Task prompt.
Quote the listing in full, exactly as given, minus any pictures.

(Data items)

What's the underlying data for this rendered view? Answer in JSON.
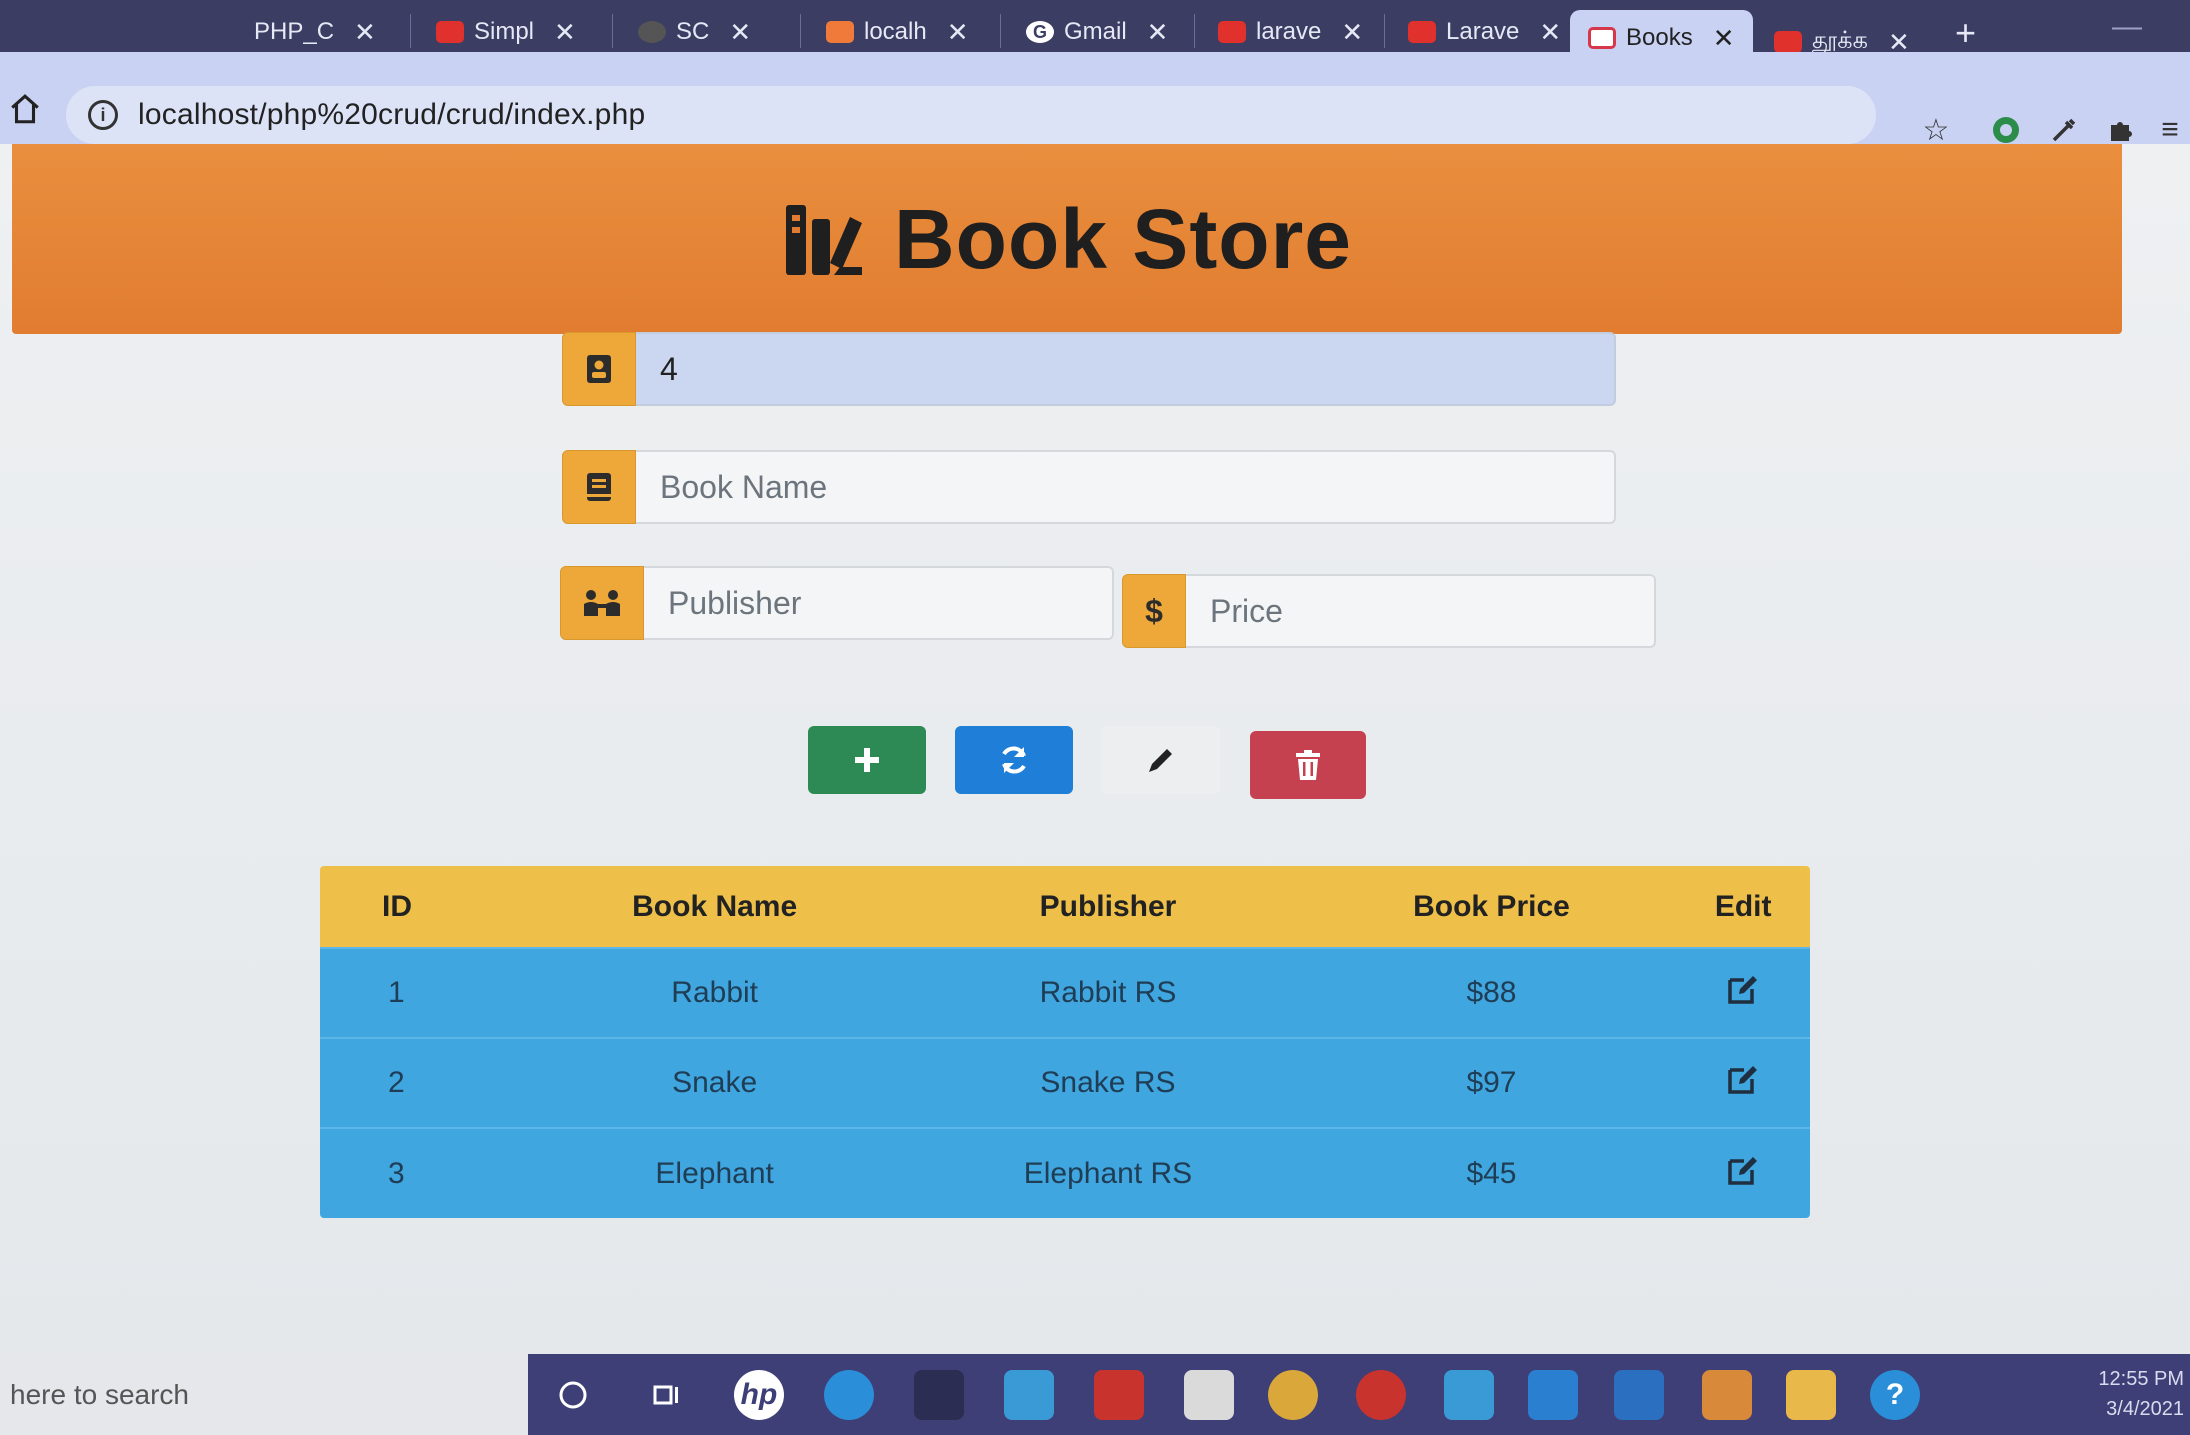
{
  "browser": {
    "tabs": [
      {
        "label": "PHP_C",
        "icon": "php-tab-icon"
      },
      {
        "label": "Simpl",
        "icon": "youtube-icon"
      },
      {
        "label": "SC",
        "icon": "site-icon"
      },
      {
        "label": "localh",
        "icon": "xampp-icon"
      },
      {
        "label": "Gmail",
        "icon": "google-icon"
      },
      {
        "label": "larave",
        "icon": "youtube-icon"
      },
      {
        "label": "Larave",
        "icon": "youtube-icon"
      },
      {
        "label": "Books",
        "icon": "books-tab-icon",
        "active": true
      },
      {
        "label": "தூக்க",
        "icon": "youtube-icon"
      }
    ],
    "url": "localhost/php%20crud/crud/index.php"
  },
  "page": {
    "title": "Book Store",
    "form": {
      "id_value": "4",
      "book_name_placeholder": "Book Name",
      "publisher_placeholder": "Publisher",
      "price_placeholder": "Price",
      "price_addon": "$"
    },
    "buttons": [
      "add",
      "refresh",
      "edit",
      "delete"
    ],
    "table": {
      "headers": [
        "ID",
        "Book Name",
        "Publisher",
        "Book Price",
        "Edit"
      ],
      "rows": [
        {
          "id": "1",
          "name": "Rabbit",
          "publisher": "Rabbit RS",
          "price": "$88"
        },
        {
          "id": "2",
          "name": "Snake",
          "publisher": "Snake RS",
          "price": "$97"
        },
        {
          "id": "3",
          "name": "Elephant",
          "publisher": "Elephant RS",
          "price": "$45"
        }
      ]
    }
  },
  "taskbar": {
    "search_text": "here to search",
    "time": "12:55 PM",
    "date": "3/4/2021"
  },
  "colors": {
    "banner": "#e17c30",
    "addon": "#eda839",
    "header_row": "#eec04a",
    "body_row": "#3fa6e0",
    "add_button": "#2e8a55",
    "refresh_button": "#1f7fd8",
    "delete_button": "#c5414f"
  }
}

Written solution.
What's the underlying data for this rendered view? Answer in JSON.
{
  "browser": {
    "tabs": [
      {
        "label": "PHP_C",
        "icon": "php-tab-icon"
      },
      {
        "label": "Simpl",
        "icon": "youtube-icon"
      },
      {
        "label": "SC",
        "icon": "site-icon"
      },
      {
        "label": "localh",
        "icon": "xampp-icon"
      },
      {
        "label": "Gmail",
        "icon": "google-icon"
      },
      {
        "label": "larave",
        "icon": "youtube-icon"
      },
      {
        "label": "Larave",
        "icon": "youtube-icon"
      },
      {
        "label": "Books",
        "icon": "books-tab-icon",
        "active": true
      },
      {
        "label": "தூக்க",
        "icon": "youtube-icon"
      }
    ],
    "url": "localhost/php%20crud/crud/index.php"
  },
  "page": {
    "title": "Book Store",
    "form": {
      "id_value": "4",
      "book_name_placeholder": "Book Name",
      "publisher_placeholder": "Publisher",
      "price_placeholder": "Price",
      "price_addon": "$"
    },
    "buttons": [
      "add",
      "refresh",
      "edit",
      "delete"
    ],
    "table": {
      "headers": [
        "ID",
        "Book Name",
        "Publisher",
        "Book Price",
        "Edit"
      ],
      "rows": [
        {
          "id": "1",
          "name": "Rabbit",
          "publisher": "Rabbit RS",
          "price": "$88"
        },
        {
          "id": "2",
          "name": "Snake",
          "publisher": "Snake RS",
          "price": "$97"
        },
        {
          "id": "3",
          "name": "Elephant",
          "publisher": "Elephant RS",
          "price": "$45"
        }
      ]
    }
  },
  "taskbar": {
    "search_text": "here to search",
    "time": "12:55 PM",
    "date": "3/4/2021"
  },
  "colors": {
    "banner": "#e17c30",
    "addon": "#eda839",
    "header_row": "#eec04a",
    "body_row": "#3fa6e0",
    "add_button": "#2e8a55",
    "refresh_button": "#1f7fd8",
    "delete_button": "#c5414f"
  }
}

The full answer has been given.